Task: Rewrite the records below with "Phone Number" changed to "Mobile Number" everywhere it appears, leaving everything else the same.

Entries shown:
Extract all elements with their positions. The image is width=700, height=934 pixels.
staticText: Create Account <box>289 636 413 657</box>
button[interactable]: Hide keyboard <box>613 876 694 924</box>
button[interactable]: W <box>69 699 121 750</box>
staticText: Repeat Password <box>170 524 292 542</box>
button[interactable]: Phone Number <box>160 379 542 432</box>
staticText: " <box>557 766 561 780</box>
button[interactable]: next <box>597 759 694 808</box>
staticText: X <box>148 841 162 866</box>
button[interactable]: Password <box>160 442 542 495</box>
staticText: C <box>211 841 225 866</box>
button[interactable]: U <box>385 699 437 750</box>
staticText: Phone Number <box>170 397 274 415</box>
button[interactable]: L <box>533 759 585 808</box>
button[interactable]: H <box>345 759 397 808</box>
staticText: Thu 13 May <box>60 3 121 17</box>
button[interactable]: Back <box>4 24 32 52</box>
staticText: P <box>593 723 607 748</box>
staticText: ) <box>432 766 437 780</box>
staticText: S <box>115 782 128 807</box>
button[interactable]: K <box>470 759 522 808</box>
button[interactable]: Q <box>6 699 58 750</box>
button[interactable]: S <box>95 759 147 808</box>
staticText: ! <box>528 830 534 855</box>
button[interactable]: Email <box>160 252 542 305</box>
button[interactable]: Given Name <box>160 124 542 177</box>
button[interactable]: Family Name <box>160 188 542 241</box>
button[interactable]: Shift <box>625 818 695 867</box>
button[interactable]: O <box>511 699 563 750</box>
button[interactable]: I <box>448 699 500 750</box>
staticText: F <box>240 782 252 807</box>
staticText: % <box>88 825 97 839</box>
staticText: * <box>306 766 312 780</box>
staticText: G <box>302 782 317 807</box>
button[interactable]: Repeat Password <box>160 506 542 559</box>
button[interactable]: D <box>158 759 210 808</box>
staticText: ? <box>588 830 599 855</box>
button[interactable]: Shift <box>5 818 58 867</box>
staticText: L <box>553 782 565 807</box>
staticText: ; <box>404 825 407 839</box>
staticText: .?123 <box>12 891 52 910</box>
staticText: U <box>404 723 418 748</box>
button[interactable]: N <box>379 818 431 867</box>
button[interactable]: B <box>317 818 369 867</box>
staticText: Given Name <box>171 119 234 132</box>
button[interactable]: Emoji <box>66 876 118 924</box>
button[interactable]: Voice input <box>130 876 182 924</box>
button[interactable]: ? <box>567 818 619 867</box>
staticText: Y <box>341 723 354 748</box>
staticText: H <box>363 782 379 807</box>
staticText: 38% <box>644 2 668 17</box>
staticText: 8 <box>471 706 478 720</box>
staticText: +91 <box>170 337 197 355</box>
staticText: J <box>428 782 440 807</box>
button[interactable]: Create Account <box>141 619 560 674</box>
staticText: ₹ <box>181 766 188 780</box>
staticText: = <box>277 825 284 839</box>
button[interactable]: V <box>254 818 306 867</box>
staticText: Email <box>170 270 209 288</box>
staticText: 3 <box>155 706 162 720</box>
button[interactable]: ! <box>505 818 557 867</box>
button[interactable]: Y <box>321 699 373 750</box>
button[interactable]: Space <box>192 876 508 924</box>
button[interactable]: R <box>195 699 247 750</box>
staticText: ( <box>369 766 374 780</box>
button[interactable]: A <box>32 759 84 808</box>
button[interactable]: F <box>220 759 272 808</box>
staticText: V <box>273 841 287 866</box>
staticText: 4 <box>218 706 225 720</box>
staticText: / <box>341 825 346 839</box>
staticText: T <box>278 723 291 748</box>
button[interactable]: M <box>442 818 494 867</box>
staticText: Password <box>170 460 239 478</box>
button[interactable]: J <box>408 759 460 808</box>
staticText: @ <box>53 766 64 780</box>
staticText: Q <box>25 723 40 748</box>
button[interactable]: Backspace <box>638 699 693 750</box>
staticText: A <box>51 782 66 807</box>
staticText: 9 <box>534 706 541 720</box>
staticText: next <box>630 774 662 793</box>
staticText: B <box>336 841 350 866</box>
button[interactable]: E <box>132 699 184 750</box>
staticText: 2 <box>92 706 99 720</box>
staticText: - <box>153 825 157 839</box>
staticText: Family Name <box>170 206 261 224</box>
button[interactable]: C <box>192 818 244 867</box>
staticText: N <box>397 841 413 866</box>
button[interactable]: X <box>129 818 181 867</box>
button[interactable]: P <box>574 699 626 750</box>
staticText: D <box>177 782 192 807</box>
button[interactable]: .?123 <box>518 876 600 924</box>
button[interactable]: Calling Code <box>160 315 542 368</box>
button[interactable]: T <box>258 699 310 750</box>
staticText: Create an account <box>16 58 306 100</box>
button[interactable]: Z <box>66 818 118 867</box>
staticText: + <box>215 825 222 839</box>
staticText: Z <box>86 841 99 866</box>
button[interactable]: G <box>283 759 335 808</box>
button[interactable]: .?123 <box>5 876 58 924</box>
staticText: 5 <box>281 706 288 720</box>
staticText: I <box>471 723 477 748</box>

Answer for the task:
Extract all elements with their positions. The image is width=700, height=934 pixels.
staticText: Create Account <box>289 636 413 657</box>
button[interactable]: Hide keyboard <box>613 876 694 924</box>
button[interactable]: W <box>69 699 121 750</box>
staticText: Repeat Password <box>170 524 292 542</box>
button[interactable]: Mobile Number <box>160 379 542 432</box>
staticText: " <box>557 766 561 780</box>
button[interactable]: next <box>597 759 694 808</box>
staticText: X <box>148 841 162 866</box>
button[interactable]: Password <box>160 442 542 495</box>
staticText: C <box>211 841 225 866</box>
button[interactable]: U <box>385 699 437 750</box>
staticText: Mobile Number <box>170 397 274 415</box>
button[interactable]: L <box>533 759 585 808</box>
button[interactable]: H <box>345 759 397 808</box>
staticText: Thu 13 May <box>60 3 121 17</box>
button[interactable]: Back <box>4 24 32 52</box>
staticText: P <box>593 723 607 748</box>
staticText: ) <box>432 766 437 780</box>
staticText: S <box>115 782 128 807</box>
button[interactable]: K <box>470 759 522 808</box>
button[interactable]: Q <box>6 699 58 750</box>
button[interactable]: S <box>95 759 147 808</box>
staticText: ! <box>528 830 534 855</box>
button[interactable]: Email <box>160 252 542 305</box>
button[interactable]: Given Name <box>160 124 542 177</box>
button[interactable]: Family Name <box>160 188 542 241</box>
button[interactable]: Shift <box>625 818 695 867</box>
button[interactable]: O <box>511 699 563 750</box>
button[interactable]: I <box>448 699 500 750</box>
staticText: F <box>240 782 252 807</box>
staticText: % <box>88 825 97 839</box>
staticText: * <box>306 766 312 780</box>
staticText: G <box>302 782 317 807</box>
button[interactable]: Repeat Password <box>160 506 542 559</box>
button[interactable]: D <box>158 759 210 808</box>
staticText: ? <box>588 830 599 855</box>
button[interactable]: Shift <box>5 818 58 867</box>
staticText: L <box>553 782 565 807</box>
staticText: ; <box>404 825 407 839</box>
staticText: .?123 <box>12 891 52 910</box>
staticText: U <box>404 723 418 748</box>
button[interactable]: N <box>379 818 431 867</box>
button[interactable]: B <box>317 818 369 867</box>
staticText: Given Name <box>171 119 234 132</box>
button[interactable]: Emoji <box>66 876 118 924</box>
button[interactable]: Voice input <box>130 876 182 924</box>
button[interactable]: ? <box>567 818 619 867</box>
staticText: Y <box>341 723 354 748</box>
staticText: H <box>363 782 379 807</box>
staticText: 38% <box>644 2 668 17</box>
staticText: 8 <box>471 706 478 720</box>
staticText: +91 <box>170 337 197 355</box>
staticText: J <box>428 782 440 807</box>
button[interactable]: Create Account <box>141 619 560 674</box>
staticText: ₹ <box>181 766 188 780</box>
staticText: = <box>277 825 284 839</box>
button[interactable]: V <box>254 818 306 867</box>
staticText: Email <box>170 270 209 288</box>
staticText: 3 <box>155 706 162 720</box>
button[interactable]: ! <box>505 818 557 867</box>
button[interactable]: Y <box>321 699 373 750</box>
button[interactable]: Space <box>192 876 508 924</box>
button[interactable]: R <box>195 699 247 750</box>
staticText: ( <box>369 766 374 780</box>
button[interactable]: A <box>32 759 84 808</box>
button[interactable]: F <box>220 759 272 808</box>
staticText: V <box>273 841 287 866</box>
staticText: 4 <box>218 706 225 720</box>
staticText: / <box>341 825 346 839</box>
staticText: T <box>278 723 291 748</box>
button[interactable]: M <box>442 818 494 867</box>
staticText: Password <box>170 460 239 478</box>
button[interactable]: J <box>408 759 460 808</box>
staticText: @ <box>53 766 64 780</box>
staticText: Q <box>25 723 40 748</box>
button[interactable]: Backspace <box>638 699 693 750</box>
staticText: A <box>51 782 66 807</box>
staticText: 9 <box>534 706 541 720</box>
staticText: next <box>630 774 662 793</box>
staticText: B <box>336 841 350 866</box>
button[interactable]: E <box>132 699 184 750</box>
staticText: 2 <box>92 706 99 720</box>
staticText: - <box>153 825 157 839</box>
staticText: Family Name <box>170 206 261 224</box>
button[interactable]: C <box>192 818 244 867</box>
staticText: N <box>397 841 413 866</box>
button[interactable]: X <box>129 818 181 867</box>
button[interactable]: P <box>574 699 626 750</box>
staticText: D <box>177 782 192 807</box>
button[interactable]: .?123 <box>518 876 600 924</box>
button[interactable]: Calling Code <box>160 315 542 368</box>
button[interactable]: T <box>258 699 310 750</box>
staticText: Create an account <box>16 58 306 100</box>
button[interactable]: Z <box>66 818 118 867</box>
staticText: + <box>215 825 222 839</box>
staticText: Z <box>86 841 99 866</box>
button[interactable]: G <box>283 759 335 808</box>
button[interactable]: .?123 <box>5 876 58 924</box>
staticText: 5 <box>281 706 288 720</box>
staticText: I <box>471 723 477 748</box>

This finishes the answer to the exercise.